Data items
——

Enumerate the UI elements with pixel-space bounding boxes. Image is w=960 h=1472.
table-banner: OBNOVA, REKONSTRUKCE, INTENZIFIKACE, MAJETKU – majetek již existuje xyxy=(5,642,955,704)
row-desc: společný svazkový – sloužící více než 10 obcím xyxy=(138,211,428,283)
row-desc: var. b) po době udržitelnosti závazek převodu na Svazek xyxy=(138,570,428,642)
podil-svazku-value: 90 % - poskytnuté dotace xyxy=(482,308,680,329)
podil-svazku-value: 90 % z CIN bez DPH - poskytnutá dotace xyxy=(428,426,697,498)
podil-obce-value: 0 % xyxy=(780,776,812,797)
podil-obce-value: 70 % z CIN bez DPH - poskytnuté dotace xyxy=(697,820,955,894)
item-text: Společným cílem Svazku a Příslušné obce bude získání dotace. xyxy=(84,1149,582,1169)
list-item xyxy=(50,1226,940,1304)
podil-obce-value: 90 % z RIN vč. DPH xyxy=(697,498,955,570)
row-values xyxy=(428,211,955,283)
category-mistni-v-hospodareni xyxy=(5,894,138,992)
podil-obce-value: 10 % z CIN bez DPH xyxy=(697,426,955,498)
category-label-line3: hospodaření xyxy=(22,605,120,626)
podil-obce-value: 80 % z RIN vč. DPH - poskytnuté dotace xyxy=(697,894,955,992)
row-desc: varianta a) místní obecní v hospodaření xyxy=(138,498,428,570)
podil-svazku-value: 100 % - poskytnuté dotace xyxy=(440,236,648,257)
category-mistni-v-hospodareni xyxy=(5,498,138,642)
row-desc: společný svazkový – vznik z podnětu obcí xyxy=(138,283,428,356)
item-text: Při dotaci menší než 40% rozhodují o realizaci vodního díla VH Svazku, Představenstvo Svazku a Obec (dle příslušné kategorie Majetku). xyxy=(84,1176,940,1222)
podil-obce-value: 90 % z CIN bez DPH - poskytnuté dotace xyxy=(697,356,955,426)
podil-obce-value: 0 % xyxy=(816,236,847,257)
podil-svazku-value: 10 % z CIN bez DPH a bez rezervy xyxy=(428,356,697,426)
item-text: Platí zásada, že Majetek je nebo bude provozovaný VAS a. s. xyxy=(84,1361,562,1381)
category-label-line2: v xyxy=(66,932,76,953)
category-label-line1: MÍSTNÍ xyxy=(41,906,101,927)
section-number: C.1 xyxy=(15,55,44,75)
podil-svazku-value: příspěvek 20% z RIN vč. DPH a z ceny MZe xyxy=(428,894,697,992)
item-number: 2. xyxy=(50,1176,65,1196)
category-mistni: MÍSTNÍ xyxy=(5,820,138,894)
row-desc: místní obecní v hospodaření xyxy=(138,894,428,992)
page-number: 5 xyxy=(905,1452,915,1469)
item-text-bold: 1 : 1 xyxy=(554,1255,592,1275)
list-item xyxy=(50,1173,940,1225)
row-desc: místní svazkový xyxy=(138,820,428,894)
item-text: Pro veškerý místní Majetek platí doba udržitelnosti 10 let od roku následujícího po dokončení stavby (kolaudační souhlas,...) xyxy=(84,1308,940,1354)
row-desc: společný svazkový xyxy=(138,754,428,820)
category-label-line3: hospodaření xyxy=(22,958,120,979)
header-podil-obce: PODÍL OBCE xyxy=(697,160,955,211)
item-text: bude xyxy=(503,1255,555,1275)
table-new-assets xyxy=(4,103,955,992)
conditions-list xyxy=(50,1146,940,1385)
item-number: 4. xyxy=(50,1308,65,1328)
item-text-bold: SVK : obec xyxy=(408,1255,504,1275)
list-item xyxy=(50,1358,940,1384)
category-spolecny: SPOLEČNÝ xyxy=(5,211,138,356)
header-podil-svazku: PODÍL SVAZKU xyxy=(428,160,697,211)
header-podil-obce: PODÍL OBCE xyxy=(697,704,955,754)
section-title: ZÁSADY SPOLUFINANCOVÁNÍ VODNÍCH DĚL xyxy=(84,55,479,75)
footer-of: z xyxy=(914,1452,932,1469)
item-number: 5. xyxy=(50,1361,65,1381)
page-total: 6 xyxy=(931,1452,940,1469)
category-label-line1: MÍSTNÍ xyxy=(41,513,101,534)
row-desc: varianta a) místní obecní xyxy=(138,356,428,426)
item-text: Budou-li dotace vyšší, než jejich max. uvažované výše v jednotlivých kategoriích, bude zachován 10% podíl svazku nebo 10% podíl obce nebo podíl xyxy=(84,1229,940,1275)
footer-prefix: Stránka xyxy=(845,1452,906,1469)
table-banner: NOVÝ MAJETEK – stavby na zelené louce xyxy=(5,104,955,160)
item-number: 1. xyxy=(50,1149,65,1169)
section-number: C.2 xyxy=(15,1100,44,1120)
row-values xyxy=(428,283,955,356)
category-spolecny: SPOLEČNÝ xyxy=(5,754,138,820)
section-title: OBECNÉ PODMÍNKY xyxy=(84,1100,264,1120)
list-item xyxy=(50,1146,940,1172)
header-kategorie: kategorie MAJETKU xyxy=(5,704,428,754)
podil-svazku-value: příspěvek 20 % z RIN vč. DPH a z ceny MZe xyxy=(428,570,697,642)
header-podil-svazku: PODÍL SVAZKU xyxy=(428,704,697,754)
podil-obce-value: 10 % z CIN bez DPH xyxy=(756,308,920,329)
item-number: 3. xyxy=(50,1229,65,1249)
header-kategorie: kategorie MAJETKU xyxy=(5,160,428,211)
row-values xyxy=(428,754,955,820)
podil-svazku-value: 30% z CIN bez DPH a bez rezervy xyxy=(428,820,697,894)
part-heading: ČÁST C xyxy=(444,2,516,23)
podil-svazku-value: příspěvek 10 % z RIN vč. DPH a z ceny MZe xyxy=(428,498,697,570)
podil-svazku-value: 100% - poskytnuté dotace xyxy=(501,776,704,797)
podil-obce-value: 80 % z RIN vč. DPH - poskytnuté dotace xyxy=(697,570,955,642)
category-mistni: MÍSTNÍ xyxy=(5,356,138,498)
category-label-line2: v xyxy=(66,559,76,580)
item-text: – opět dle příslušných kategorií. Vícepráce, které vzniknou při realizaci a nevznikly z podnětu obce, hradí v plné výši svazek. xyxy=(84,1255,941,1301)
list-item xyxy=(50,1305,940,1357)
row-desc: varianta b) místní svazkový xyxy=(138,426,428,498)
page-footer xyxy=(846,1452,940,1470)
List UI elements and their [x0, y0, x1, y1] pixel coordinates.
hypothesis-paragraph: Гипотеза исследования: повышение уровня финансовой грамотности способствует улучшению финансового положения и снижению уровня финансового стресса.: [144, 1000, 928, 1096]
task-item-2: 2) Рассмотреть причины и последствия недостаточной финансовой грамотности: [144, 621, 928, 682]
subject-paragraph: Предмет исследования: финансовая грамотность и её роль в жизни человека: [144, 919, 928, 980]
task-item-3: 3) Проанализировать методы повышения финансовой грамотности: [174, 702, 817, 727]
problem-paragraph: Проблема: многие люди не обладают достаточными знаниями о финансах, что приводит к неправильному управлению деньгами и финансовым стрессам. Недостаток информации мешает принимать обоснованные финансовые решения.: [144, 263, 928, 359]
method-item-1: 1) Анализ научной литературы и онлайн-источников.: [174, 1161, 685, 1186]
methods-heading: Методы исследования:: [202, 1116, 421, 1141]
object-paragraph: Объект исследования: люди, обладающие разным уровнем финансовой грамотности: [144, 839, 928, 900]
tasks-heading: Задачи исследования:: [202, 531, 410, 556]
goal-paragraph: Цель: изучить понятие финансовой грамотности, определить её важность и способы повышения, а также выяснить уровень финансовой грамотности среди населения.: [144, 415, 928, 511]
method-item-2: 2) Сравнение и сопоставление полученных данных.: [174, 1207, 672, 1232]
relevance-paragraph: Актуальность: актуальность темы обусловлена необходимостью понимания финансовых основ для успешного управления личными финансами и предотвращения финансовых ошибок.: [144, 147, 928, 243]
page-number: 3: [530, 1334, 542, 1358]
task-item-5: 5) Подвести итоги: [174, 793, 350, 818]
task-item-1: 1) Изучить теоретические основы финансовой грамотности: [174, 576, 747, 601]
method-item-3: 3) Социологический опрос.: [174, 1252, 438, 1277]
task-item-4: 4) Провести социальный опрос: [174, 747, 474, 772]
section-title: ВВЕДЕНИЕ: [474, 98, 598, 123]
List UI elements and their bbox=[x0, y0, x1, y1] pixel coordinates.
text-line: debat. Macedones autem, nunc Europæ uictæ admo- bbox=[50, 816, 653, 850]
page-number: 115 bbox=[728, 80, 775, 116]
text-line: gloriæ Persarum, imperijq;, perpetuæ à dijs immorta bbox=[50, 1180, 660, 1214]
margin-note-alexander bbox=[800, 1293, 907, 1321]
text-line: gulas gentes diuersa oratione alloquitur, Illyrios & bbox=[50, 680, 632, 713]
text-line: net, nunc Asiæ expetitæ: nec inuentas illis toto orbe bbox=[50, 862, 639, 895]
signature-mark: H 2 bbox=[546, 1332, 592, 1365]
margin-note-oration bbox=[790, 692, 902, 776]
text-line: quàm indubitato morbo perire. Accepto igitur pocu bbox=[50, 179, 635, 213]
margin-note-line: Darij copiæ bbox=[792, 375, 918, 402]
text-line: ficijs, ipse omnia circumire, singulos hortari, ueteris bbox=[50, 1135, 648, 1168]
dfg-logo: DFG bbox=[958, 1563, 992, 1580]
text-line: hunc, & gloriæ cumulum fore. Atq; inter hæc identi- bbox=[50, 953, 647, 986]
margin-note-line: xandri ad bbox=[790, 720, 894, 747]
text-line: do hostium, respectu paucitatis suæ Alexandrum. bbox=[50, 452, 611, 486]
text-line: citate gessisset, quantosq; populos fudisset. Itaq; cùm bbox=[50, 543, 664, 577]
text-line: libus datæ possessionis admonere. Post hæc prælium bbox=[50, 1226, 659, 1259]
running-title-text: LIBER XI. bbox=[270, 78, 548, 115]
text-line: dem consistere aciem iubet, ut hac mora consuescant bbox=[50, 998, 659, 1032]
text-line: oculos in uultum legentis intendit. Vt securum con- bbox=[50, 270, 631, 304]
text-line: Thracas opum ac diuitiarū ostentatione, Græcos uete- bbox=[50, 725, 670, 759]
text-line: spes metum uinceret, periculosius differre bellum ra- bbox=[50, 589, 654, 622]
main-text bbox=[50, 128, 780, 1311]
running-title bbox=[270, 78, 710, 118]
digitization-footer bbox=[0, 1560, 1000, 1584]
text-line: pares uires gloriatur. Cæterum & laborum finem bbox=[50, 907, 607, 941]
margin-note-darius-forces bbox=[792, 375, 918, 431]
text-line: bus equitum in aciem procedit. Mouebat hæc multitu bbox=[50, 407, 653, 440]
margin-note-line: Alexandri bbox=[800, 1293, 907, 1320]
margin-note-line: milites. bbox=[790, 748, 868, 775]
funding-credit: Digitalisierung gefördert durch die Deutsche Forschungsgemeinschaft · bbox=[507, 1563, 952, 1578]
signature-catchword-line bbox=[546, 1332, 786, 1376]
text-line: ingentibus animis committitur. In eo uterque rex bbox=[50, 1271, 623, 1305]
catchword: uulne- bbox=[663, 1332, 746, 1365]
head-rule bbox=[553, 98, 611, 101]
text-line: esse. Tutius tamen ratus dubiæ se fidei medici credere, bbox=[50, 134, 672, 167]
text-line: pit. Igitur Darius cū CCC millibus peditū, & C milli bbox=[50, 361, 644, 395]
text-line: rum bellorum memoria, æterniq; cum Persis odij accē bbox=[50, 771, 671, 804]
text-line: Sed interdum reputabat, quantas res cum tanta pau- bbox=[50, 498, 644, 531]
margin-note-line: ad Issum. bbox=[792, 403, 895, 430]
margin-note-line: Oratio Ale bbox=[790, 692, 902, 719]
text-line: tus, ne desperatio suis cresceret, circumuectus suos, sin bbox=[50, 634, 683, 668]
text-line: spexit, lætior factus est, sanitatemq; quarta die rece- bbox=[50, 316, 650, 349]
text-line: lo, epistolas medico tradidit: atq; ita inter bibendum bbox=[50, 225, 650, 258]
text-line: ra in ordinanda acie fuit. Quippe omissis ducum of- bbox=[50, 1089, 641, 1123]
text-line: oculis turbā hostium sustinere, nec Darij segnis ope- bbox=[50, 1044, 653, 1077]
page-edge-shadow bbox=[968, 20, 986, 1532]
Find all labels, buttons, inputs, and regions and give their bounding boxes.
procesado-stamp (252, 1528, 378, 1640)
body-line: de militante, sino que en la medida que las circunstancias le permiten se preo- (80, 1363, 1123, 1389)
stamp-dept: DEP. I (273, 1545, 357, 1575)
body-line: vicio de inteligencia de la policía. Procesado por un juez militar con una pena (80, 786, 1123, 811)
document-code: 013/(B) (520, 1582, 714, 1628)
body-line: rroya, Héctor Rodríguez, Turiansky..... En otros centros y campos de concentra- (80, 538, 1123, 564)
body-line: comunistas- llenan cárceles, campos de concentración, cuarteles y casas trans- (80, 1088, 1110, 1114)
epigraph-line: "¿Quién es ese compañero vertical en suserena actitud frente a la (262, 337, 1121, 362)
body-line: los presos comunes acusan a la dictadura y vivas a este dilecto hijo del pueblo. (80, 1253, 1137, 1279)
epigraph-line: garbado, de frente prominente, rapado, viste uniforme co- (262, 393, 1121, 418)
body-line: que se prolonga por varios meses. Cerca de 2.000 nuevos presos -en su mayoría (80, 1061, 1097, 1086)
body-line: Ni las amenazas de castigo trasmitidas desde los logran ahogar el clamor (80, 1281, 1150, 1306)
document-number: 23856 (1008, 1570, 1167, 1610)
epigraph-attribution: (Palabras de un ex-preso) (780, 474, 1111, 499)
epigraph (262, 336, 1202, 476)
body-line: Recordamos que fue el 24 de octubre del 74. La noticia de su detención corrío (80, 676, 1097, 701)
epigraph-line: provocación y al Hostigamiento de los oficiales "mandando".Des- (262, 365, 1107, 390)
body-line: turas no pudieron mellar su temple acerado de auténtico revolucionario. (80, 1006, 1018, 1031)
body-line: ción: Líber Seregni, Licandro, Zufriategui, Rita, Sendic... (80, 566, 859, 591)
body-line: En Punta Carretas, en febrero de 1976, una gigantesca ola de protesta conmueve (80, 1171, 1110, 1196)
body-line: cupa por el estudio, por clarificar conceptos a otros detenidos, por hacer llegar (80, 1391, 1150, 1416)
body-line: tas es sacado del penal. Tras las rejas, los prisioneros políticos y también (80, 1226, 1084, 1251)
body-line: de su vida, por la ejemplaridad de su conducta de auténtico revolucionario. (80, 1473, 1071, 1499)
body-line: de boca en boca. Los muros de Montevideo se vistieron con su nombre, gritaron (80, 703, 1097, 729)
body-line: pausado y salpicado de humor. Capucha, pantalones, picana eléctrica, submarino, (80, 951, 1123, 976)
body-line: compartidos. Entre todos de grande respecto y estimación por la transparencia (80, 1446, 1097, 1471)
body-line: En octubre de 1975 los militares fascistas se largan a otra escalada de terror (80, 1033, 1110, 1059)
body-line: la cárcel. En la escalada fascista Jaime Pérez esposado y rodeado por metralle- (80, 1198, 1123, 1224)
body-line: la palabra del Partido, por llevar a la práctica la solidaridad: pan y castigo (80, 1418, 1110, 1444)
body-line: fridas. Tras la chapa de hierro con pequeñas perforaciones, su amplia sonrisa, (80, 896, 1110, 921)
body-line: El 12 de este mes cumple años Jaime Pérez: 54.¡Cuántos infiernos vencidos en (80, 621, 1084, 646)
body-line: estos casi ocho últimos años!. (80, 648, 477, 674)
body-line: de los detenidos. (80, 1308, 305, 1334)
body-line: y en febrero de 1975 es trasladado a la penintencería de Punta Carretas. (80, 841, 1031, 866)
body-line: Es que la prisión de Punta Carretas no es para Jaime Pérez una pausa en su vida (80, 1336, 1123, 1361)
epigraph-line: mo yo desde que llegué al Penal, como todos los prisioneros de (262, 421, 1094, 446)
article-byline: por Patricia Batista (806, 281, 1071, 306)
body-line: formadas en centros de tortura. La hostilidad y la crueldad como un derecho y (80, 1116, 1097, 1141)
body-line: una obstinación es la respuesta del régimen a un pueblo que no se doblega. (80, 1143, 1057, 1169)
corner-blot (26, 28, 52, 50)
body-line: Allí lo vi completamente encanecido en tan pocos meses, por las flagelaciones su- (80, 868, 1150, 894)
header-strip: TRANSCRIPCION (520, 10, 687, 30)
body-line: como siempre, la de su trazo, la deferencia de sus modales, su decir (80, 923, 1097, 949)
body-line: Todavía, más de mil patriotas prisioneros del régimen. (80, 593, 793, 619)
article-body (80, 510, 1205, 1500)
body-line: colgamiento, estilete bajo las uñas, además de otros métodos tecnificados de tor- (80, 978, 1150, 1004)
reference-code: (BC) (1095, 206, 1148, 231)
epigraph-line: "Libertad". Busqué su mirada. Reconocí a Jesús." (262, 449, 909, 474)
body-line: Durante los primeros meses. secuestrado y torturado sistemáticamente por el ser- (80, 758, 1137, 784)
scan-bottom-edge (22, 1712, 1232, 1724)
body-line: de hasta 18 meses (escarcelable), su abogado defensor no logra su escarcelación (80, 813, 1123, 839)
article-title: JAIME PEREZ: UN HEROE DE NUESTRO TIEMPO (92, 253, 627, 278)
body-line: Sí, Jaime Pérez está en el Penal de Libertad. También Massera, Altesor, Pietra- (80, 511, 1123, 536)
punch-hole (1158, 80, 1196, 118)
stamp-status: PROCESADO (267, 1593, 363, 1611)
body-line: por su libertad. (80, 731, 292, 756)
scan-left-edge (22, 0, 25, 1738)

——

EXERCISE DESCRIPTION:
Turn the listing, from its start through the line containing "category-mistni-v-hospodareni xyxy=(5,498,138,642)", into a numbered list, leaving out any blank lines.

SOLUTION BELOW:
1. Enumerate the UI elements with pixel-space bounding boxes. Image is w=960 h=1472.
2. table-banner: OBNOVA, REKONSTRUKCE, INTENZIFIKACE, MAJETKU – majetek již existuje xyxy=(5,642,955,704)
3. row-desc: společný svazkový – sloužící více než 10 obcím xyxy=(138,211,428,283)
4. row-desc: var. b) po době udržitelnosti závazek převodu na Svazek xyxy=(138,570,428,642)
5. podil-svazku-value: 90 % - poskytnuté dotace xyxy=(482,308,680,329)
6. podil-svazku-value: 90 % z CIN bez DPH - poskytnutá dotace xyxy=(428,426,697,498)
7. podil-obce-value: 0 % xyxy=(780,776,812,797)
8. podil-obce-value: 70 % z CIN bez DPH - poskytnuté dotace xyxy=(697,820,955,894)
9. item-text: Společným cílem Svazku a Příslušné obce bude získání dotace. xyxy=(84,1149,582,1169)
10. list-item xyxy=(50,1226,940,1304)
11. podil-obce-value: 90 % z RIN vč. DPH xyxy=(697,498,955,570)
12. row-values xyxy=(428,211,955,283)
13. category-mistni-v-hospodareni xyxy=(5,894,138,992)
14. podil-obce-value: 10 % z CIN bez DPH xyxy=(697,426,955,498)
15. category-label-line3: hospodaření xyxy=(22,605,120,626)
16. podil-obce-value: 80 % z RIN vč. DPH - poskytnuté dotace xyxy=(697,894,955,992)
17. row-desc: varianta a) místní obecní v hospodaření xyxy=(138,498,428,570)
18. podil-svazku-value: 100 % - poskytnuté dotace xyxy=(440,236,648,257)
19. category-mistni-v-hospodareni xyxy=(5,498,138,642)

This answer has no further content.